Exercise aim
Select each line where the word "data" appears.

Task input
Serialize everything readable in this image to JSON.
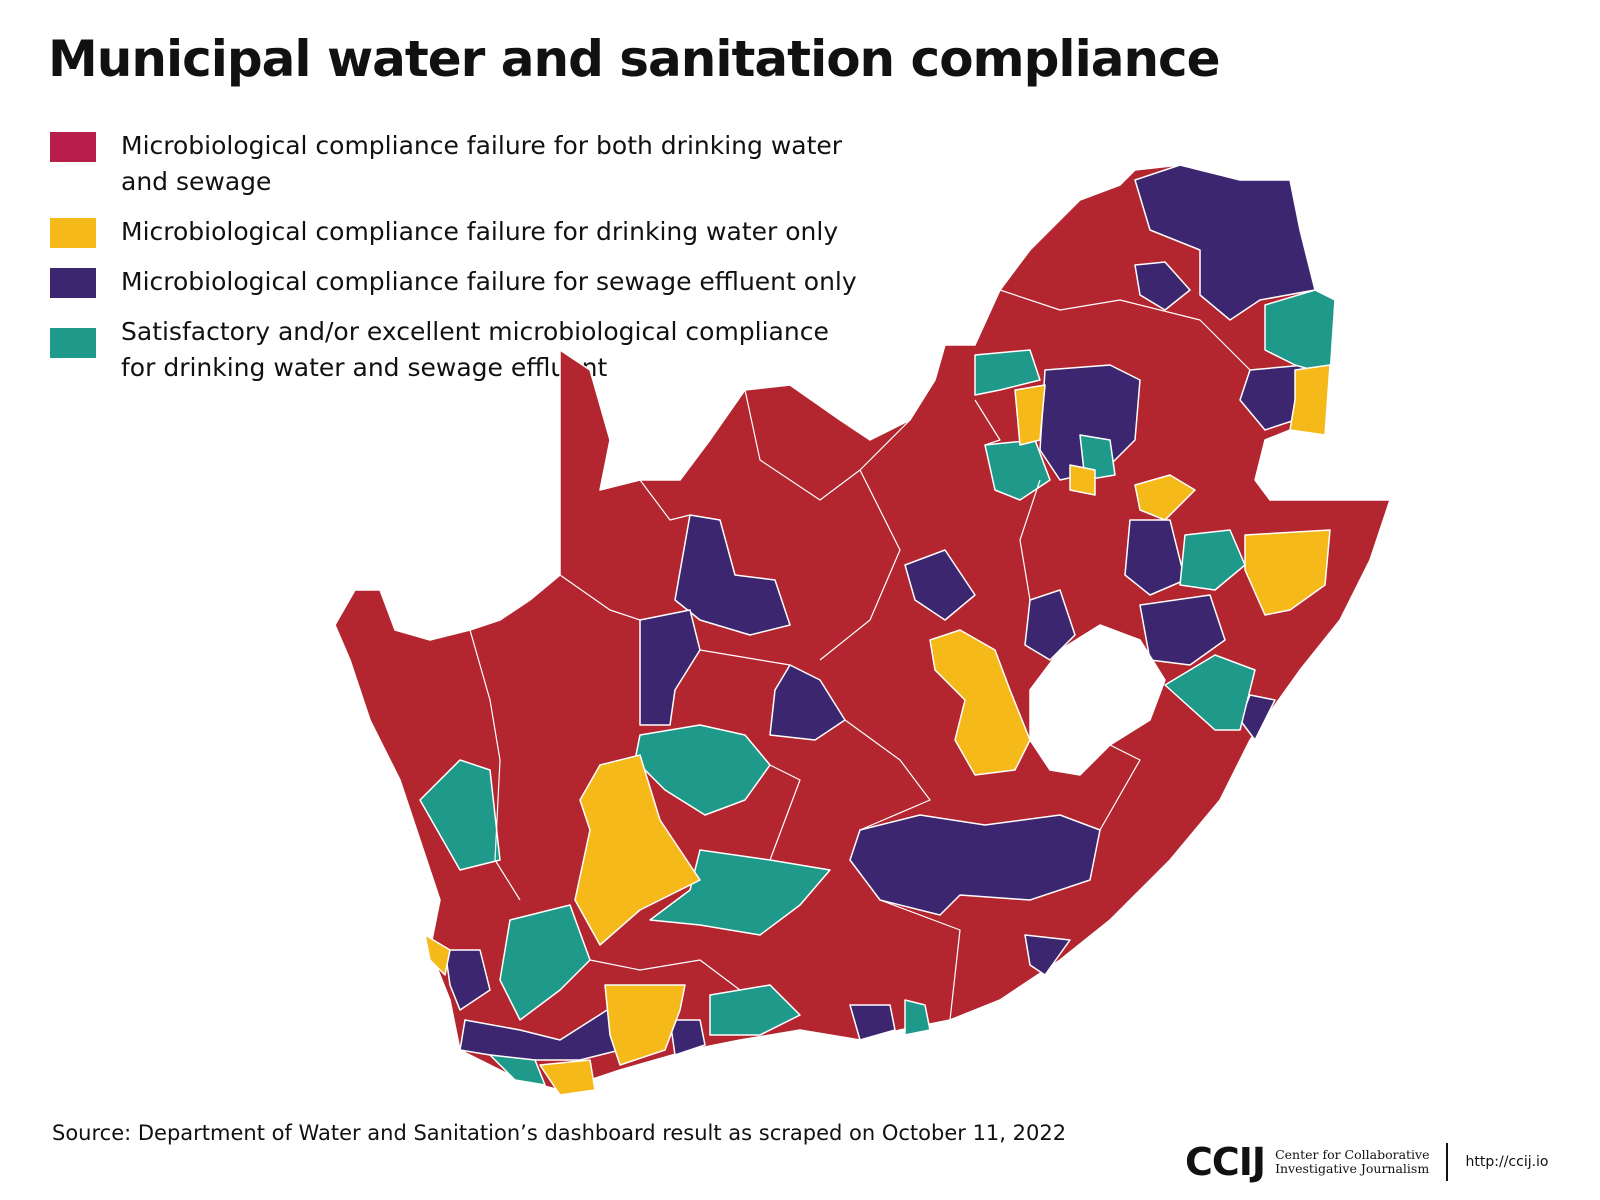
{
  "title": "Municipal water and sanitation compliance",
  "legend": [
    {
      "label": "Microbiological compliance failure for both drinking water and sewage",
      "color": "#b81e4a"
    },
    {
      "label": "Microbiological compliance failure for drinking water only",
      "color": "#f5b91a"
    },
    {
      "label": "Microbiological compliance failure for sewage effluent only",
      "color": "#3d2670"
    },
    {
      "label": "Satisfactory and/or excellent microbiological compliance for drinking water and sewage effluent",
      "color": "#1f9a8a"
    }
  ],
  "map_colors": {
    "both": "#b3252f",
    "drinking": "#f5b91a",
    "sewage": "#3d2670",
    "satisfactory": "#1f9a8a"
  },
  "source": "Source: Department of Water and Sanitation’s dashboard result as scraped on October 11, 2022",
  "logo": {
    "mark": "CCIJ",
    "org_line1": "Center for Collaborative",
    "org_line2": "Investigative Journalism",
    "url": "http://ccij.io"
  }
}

==

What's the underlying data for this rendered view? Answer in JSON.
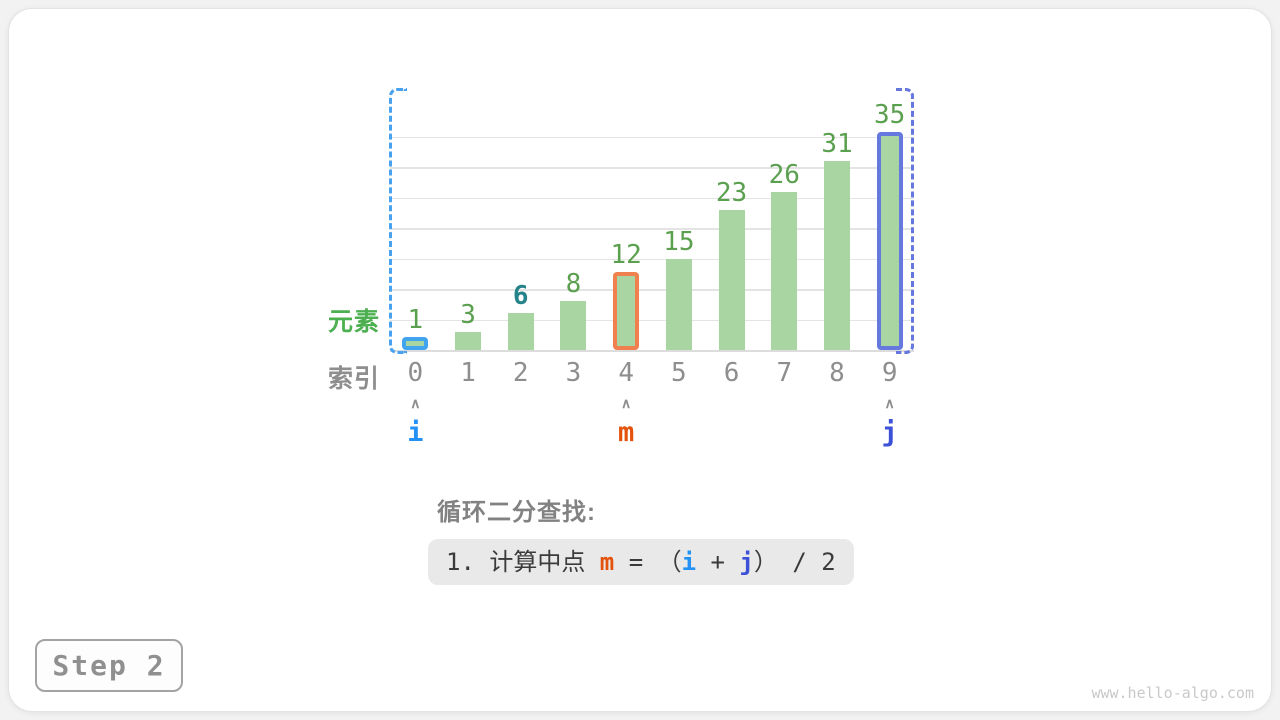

==

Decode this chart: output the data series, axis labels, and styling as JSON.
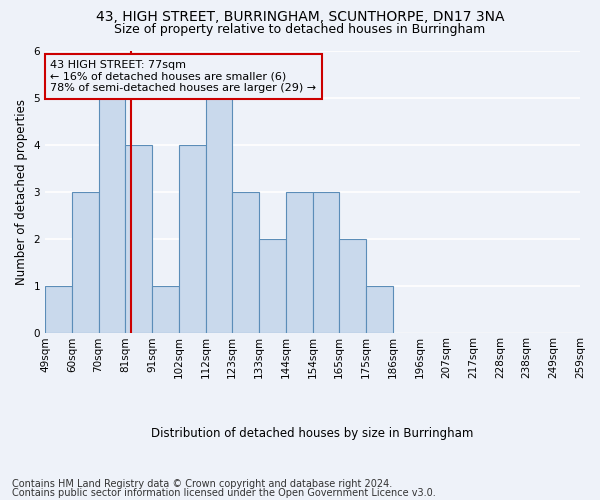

Written reply
What's the underlying data for this rendered view? Answer in JSON.
Decode this chart: output the data series, axis labels, and styling as JSON.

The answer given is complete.